**Work required:**
In the listing below, locate the lines bearing the word "xlabel". Copy every one of them.

**Records:**
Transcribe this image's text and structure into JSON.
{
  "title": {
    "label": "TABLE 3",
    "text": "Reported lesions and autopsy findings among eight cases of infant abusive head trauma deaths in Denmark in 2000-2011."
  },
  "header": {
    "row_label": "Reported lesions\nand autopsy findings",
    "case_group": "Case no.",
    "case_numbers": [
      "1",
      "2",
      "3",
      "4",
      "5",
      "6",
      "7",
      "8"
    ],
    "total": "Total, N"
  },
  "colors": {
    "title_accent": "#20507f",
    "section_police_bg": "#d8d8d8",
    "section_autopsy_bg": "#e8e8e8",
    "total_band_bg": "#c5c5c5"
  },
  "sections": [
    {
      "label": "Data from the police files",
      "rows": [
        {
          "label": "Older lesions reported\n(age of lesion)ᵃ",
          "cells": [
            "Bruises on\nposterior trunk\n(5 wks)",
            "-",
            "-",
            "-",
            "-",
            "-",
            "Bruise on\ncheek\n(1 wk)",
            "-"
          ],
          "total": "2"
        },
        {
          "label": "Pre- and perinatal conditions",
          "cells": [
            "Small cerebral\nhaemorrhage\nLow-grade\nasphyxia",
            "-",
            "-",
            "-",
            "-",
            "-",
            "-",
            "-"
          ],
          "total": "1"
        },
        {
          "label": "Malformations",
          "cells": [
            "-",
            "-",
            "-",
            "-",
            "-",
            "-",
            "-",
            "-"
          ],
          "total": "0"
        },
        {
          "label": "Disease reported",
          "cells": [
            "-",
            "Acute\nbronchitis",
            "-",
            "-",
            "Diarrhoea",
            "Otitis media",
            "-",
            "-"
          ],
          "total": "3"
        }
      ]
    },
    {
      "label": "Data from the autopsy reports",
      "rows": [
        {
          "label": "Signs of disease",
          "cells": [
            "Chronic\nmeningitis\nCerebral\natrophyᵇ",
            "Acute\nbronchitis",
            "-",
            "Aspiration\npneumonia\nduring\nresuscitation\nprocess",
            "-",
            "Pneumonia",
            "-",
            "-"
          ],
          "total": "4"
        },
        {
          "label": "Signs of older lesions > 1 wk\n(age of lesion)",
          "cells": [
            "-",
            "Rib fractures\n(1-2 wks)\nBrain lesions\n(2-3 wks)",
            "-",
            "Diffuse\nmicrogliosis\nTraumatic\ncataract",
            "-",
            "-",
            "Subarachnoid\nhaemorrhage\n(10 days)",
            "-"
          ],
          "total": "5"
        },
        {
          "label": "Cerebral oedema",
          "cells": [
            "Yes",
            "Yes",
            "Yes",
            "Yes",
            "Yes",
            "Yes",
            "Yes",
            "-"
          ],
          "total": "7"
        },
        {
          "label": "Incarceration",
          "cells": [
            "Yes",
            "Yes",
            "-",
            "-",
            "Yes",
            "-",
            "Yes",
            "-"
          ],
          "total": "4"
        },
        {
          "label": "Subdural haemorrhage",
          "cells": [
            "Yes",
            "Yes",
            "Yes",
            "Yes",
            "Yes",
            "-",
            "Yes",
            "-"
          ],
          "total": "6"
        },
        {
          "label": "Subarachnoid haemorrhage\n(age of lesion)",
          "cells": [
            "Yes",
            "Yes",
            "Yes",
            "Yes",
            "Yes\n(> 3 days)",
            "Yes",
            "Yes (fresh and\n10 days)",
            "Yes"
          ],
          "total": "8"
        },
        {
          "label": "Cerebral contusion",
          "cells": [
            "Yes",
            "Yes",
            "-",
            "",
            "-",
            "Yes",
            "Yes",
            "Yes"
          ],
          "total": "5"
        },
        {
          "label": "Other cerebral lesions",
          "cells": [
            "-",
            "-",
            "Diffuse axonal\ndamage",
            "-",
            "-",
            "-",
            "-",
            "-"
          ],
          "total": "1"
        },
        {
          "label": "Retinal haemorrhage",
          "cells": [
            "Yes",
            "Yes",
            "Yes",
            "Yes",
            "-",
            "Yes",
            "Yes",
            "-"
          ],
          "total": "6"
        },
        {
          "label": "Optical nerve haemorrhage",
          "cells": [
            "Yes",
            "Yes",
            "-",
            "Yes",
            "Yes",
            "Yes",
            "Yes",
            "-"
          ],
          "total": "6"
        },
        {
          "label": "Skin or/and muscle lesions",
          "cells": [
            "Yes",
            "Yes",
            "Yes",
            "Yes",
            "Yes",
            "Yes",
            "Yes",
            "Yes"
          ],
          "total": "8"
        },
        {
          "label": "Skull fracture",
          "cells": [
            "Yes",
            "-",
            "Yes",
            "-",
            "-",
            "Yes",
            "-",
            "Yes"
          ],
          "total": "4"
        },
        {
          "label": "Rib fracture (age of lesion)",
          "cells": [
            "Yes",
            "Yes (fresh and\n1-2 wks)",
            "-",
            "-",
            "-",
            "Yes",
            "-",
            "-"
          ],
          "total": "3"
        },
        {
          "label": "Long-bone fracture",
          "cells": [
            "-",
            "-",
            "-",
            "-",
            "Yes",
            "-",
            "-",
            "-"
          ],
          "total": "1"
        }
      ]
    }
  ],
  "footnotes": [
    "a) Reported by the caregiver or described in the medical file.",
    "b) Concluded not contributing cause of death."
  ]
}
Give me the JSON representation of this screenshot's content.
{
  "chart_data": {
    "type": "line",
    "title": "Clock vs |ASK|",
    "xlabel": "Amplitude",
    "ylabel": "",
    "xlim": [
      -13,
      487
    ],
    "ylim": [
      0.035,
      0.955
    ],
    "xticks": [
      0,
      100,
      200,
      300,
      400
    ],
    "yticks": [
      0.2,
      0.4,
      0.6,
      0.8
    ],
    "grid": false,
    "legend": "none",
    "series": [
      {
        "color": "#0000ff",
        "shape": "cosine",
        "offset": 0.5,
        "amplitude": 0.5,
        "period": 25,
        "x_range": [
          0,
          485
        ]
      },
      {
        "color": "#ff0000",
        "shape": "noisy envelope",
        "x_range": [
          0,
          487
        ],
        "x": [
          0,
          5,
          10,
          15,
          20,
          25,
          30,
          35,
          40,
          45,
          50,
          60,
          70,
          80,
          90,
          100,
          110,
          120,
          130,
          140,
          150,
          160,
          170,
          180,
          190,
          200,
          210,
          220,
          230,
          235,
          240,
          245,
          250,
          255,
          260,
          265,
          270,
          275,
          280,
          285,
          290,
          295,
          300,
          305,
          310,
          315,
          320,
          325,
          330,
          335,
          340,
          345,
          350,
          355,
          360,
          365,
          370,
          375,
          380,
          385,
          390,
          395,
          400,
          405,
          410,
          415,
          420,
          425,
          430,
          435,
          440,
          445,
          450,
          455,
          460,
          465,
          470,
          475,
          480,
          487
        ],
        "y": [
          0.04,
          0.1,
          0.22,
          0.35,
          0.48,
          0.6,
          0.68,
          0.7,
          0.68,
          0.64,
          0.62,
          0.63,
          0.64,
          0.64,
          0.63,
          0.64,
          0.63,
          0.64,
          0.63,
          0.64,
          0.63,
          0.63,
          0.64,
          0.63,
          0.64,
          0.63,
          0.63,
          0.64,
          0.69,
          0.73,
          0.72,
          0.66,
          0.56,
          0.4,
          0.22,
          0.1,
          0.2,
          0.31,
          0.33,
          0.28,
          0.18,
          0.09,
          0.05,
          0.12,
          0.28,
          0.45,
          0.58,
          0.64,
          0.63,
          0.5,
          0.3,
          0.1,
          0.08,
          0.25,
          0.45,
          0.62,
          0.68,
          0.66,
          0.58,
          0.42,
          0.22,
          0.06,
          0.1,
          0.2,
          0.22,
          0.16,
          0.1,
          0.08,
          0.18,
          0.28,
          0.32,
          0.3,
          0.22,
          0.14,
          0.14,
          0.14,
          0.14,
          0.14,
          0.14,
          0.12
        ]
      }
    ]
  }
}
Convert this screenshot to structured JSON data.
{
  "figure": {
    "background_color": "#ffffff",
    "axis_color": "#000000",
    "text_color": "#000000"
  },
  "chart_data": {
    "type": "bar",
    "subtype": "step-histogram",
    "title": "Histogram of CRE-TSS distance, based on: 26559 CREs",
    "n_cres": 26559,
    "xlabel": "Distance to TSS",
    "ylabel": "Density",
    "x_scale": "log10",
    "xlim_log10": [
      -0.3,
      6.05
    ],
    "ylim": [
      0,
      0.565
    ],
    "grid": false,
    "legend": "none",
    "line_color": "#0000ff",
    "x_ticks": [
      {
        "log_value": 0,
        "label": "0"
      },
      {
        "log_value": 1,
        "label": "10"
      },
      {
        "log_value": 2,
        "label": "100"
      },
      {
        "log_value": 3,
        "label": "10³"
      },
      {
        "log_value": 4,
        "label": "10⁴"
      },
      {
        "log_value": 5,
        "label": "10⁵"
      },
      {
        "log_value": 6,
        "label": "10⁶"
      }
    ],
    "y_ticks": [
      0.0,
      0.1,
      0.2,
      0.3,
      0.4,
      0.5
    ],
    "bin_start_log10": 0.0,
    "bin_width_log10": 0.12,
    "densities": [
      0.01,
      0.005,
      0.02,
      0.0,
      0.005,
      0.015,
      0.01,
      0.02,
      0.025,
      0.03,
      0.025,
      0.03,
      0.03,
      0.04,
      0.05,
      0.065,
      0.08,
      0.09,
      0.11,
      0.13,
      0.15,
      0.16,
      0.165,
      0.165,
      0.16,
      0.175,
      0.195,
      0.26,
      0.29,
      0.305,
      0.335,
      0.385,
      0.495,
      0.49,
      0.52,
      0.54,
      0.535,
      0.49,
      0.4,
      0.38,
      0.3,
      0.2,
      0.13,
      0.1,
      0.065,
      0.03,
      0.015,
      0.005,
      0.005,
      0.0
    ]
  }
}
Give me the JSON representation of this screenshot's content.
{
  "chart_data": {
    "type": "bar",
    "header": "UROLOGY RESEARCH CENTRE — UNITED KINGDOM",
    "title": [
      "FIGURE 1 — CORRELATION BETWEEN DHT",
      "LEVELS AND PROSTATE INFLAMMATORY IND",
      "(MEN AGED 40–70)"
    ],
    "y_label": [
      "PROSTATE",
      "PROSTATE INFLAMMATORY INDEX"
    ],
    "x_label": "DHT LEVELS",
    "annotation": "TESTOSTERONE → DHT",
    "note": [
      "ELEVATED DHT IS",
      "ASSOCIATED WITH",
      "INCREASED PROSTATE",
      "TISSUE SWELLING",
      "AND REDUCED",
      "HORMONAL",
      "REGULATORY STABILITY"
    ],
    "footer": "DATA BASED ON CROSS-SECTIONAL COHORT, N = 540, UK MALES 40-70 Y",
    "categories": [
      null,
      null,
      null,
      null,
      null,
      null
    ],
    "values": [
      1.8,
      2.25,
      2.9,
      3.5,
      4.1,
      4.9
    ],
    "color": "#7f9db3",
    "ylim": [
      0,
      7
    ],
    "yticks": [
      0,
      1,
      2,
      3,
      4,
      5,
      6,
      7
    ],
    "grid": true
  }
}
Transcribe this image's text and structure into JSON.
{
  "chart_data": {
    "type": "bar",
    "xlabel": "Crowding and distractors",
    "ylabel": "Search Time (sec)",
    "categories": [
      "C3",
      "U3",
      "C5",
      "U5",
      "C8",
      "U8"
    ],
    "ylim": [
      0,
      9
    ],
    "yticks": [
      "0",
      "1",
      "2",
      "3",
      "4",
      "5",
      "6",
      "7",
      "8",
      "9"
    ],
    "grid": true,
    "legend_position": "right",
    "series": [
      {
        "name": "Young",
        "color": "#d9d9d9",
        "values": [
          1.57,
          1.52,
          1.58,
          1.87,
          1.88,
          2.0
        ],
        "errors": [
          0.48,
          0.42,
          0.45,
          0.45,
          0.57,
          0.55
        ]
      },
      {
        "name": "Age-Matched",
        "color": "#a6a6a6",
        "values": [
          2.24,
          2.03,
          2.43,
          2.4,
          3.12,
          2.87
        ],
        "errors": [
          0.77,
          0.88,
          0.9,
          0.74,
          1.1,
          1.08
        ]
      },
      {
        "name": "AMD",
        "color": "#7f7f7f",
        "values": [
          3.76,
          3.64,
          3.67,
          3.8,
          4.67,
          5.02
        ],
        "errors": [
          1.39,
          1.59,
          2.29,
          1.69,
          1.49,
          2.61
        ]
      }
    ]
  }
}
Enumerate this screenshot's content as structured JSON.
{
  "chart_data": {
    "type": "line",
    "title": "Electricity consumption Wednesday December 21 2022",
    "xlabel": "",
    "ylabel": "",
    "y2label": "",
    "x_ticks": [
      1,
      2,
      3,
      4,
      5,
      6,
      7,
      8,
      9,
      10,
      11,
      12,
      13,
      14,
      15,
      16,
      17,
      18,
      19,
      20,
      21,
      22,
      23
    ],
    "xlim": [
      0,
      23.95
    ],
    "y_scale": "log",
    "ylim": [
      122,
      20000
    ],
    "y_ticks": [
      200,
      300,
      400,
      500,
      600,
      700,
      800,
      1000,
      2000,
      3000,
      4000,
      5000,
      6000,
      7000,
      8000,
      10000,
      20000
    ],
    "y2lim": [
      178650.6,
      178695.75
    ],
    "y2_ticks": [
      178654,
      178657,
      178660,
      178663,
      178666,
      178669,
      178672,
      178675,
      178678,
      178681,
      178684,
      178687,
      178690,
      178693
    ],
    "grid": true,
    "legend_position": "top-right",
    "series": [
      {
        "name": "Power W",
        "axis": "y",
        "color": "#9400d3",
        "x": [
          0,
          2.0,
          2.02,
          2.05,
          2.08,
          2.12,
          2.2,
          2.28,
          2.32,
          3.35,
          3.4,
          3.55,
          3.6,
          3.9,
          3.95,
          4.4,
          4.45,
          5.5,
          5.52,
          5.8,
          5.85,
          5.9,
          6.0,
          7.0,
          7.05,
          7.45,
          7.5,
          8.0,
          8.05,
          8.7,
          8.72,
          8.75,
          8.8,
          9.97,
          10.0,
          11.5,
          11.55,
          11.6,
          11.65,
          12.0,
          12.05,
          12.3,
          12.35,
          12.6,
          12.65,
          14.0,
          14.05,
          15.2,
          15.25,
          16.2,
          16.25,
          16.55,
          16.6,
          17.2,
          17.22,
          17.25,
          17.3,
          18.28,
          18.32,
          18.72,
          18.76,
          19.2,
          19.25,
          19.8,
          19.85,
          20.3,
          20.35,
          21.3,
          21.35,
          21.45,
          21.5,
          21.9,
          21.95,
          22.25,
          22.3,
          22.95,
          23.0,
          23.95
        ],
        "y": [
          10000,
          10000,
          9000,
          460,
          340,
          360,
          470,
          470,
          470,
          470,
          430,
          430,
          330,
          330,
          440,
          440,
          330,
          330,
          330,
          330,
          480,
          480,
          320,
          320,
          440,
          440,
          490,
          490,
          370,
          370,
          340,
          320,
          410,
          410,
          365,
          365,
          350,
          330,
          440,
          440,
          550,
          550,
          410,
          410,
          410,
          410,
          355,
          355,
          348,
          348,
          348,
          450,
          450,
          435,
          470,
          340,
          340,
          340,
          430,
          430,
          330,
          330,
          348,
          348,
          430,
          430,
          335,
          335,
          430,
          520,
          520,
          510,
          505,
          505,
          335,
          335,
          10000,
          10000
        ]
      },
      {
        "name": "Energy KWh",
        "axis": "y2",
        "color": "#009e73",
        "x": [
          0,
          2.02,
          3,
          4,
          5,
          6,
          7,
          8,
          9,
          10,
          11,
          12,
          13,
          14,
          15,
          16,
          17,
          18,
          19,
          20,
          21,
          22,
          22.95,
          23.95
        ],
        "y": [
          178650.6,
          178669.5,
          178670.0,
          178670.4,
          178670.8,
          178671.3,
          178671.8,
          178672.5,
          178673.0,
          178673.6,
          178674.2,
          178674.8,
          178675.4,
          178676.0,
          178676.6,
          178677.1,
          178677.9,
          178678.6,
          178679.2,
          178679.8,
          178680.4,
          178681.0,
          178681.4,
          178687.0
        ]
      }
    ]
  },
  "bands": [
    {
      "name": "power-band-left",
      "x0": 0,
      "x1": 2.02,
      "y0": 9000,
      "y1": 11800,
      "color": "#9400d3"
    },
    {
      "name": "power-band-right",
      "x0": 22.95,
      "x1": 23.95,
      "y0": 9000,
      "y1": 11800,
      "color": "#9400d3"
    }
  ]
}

**Complete output:**
    "xlabel": "Amplitude",
    "xlabel": "Distance to TSS",
    "xlabel": "Crowding and distractors",
    "xlabel": "",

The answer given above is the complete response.